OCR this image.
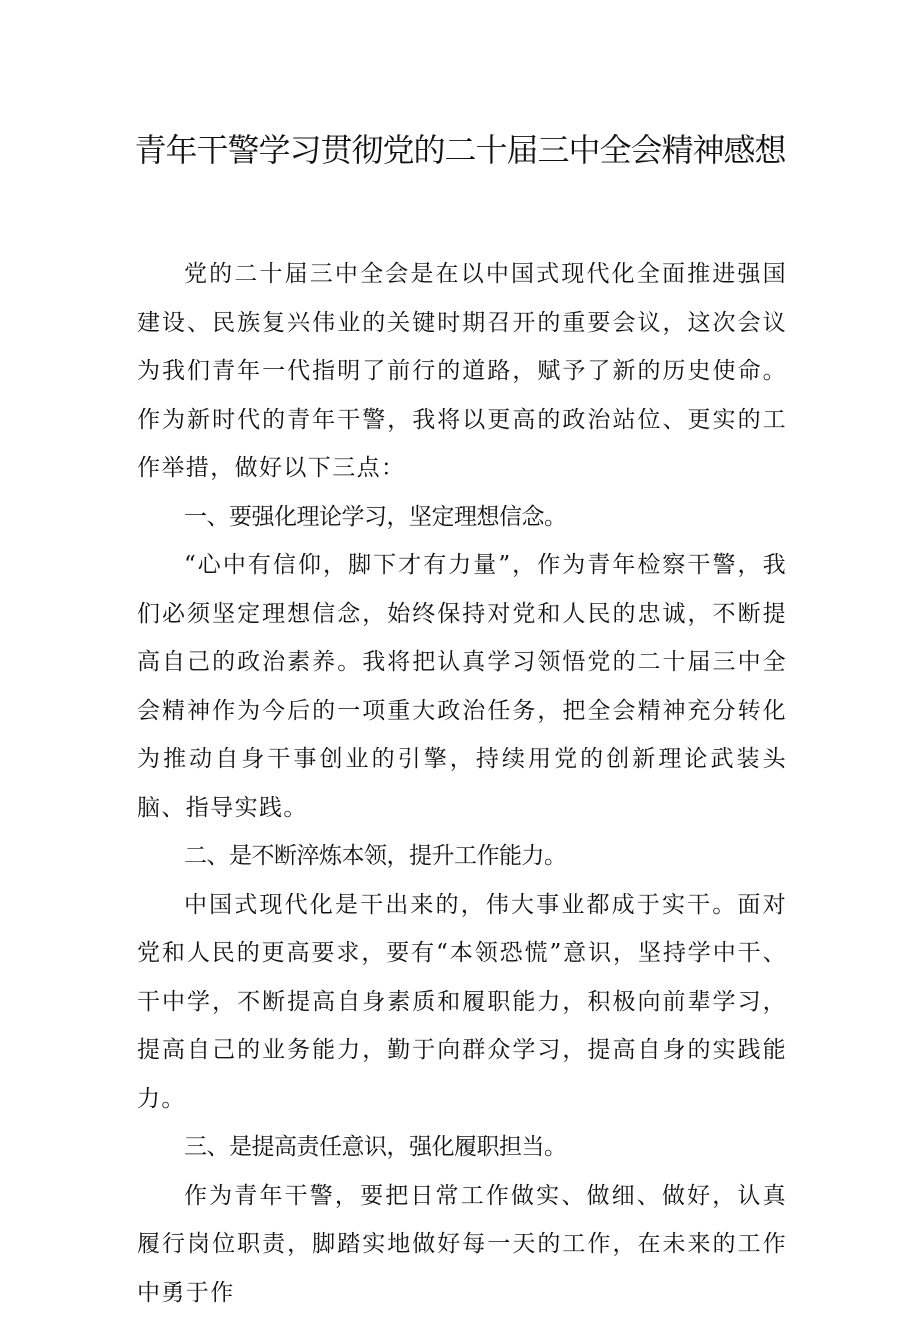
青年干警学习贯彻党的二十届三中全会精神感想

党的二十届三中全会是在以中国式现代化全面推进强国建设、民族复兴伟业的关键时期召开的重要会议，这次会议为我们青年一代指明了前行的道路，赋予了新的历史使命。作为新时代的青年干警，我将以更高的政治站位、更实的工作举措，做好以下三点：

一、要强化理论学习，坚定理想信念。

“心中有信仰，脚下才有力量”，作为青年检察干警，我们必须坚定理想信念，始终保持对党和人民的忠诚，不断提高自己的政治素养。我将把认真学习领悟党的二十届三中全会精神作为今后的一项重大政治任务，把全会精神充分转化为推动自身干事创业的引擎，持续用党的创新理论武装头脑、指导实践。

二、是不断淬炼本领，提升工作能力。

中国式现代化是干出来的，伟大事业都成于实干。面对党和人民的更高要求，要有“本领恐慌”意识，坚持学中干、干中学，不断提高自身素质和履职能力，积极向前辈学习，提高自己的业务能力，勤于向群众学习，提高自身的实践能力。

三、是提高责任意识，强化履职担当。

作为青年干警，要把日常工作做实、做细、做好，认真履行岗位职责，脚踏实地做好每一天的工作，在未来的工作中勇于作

☆ ☆ ☆ ☆ ☆ ☆ ☆

> _Directions for this task_
Copy out all the records exactly, excluding pictures.

> _Output below_
OCR this image.
青年干警学习贯彻党的二十届三中全会精神感想

党的二十届三中全会是在以中国式现代化全面推进强国建设、民族复兴伟业的关键时期召开的重要会议，这次会议为我们青年一代指明了前行的道路，赋予了新的历史使命。作为新时代的青年干警，我将以更高的政治站位、更实的工作举措，做好以下三点：

一、要强化理论学习，坚定理想信念。

“心中有信仰，脚下才有力量”，作为青年检察干警，我们必须坚定理想信念，始终保持对党和人民的忠诚，不断提高自己的政治素养。我将把认真学习领悟党的二十届三中全会精神作为今后的一项重大政治任务，把全会精神充分转化为推动自身干事创业的引擎，持续用党的创新理论武装头脑、指导实践。

二、是不断淬炼本领，提升工作能力。

中国式现代化是干出来的，伟大事业都成于实干。面对党和人民的更高要求，要有“本领恐慌”意识，坚持学中干、干中学，不断提高自身素质和履职能力，积极向前辈学习，提高自己的业务能力，勤于向群众学习，提高自身的实践能力。

三、是提高责任意识，强化履职担当。

作为青年干警，要把日常工作做实、做细、做好，认真履行岗位职责，脚踏实地做好每一天的工作，在未来的工作中勇于作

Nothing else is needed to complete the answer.